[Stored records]
_ _ _ _
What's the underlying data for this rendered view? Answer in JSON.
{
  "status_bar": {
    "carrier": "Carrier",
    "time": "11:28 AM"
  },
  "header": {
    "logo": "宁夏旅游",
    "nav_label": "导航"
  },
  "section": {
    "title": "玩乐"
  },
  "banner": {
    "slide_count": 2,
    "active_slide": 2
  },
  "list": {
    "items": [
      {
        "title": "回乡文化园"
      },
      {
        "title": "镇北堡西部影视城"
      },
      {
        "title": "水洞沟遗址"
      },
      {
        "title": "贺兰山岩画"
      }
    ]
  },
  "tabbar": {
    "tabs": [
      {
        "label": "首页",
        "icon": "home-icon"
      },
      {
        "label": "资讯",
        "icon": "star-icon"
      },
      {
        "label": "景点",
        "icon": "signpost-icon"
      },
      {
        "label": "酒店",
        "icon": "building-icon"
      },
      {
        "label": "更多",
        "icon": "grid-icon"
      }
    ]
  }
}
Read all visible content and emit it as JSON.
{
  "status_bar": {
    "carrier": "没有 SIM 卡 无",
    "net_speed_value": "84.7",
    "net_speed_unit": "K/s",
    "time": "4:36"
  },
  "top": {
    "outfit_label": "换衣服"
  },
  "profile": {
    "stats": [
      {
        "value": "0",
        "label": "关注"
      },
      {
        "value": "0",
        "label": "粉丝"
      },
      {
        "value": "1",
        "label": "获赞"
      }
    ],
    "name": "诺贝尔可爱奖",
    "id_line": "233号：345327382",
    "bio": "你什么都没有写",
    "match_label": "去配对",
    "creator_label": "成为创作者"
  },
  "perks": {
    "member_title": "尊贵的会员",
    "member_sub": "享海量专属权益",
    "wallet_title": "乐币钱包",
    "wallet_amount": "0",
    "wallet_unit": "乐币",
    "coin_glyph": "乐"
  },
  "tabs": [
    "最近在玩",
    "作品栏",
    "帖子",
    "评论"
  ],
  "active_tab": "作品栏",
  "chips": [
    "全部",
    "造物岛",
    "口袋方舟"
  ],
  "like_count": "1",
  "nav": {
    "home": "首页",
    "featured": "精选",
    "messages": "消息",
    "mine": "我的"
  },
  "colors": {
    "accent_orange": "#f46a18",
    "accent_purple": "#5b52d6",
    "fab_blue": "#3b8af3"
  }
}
_ _ _ _
- Task brief -
Output the records verbatim, from the first line to the last.

- Complete output -
What's the underlying data for this rendered view? Answer in JSON.
{
  "status_bar": {
    "carrier": "Carrier",
    "time": "11:28 AM"
  },
  "header": {
    "logo": "宁夏旅游",
    "nav_label": "导航"
  },
  "section": {
    "title": "玩乐"
  },
  "banner": {
    "slide_count": 2,
    "active_slide": 2
  },
  "list": {
    "items": [
      {
        "title": "回乡文化园"
      },
      {
        "title": "镇北堡西部影视城"
      },
      {
        "title": "水洞沟遗址"
      },
      {
        "title": "贺兰山岩画"
      }
    ]
  },
  "tabbar": {
    "tabs": [
      {
        "label": "首页",
        "icon": "home-icon"
      },
      {
        "label": "资讯",
        "icon": "star-icon"
      },
      {
        "label": "景点",
        "icon": "signpost-icon"
      },
      {
        "label": "酒店",
        "icon": "building-icon"
      },
      {
        "label": "更多",
        "icon": "grid-icon"
      }
    ]
  }
}
Read all visible content and emit it as JSON.
{
  "status_bar": {
    "carrier": "没有 SIM 卡 无",
    "net_speed_value": "84.7",
    "net_speed_unit": "K/s",
    "time": "4:36"
  },
  "top": {
    "outfit_label": "换衣服"
  },
  "profile": {
    "stats": [
      {
        "value": "0",
        "label": "关注"
      },
      {
        "value": "0",
        "label": "粉丝"
      },
      {
        "value": "1",
        "label": "获赞"
      }
    ],
    "name": "诺贝尔可爱奖",
    "id_line": "233号：345327382",
    "bio": "你什么都没有写",
    "match_label": "去配对",
    "creator_label": "成为创作者"
  },
  "perks": {
    "member_title": "尊贵的会员",
    "member_sub": "享海量专属权益",
    "wallet_title": "乐币钱包",
    "wallet_amount": "0",
    "wallet_unit": "乐币",
    "coin_glyph": "乐"
  },
  "tabs": [
    "最近在玩",
    "作品栏",
    "帖子",
    "评论"
  ],
  "active_tab": "作品栏",
  "chips": [
    "全部",
    "造物岛",
    "口袋方舟"
  ],
  "like_count": "1",
  "nav": {
    "home": "首页",
    "featured": "精选",
    "messages": "消息",
    "mine": "我的"
  },
  "colors": {
    "accent_orange": "#f46a18",
    "accent_purple": "#5b52d6",
    "fab_blue": "#3b8af3"
  }
}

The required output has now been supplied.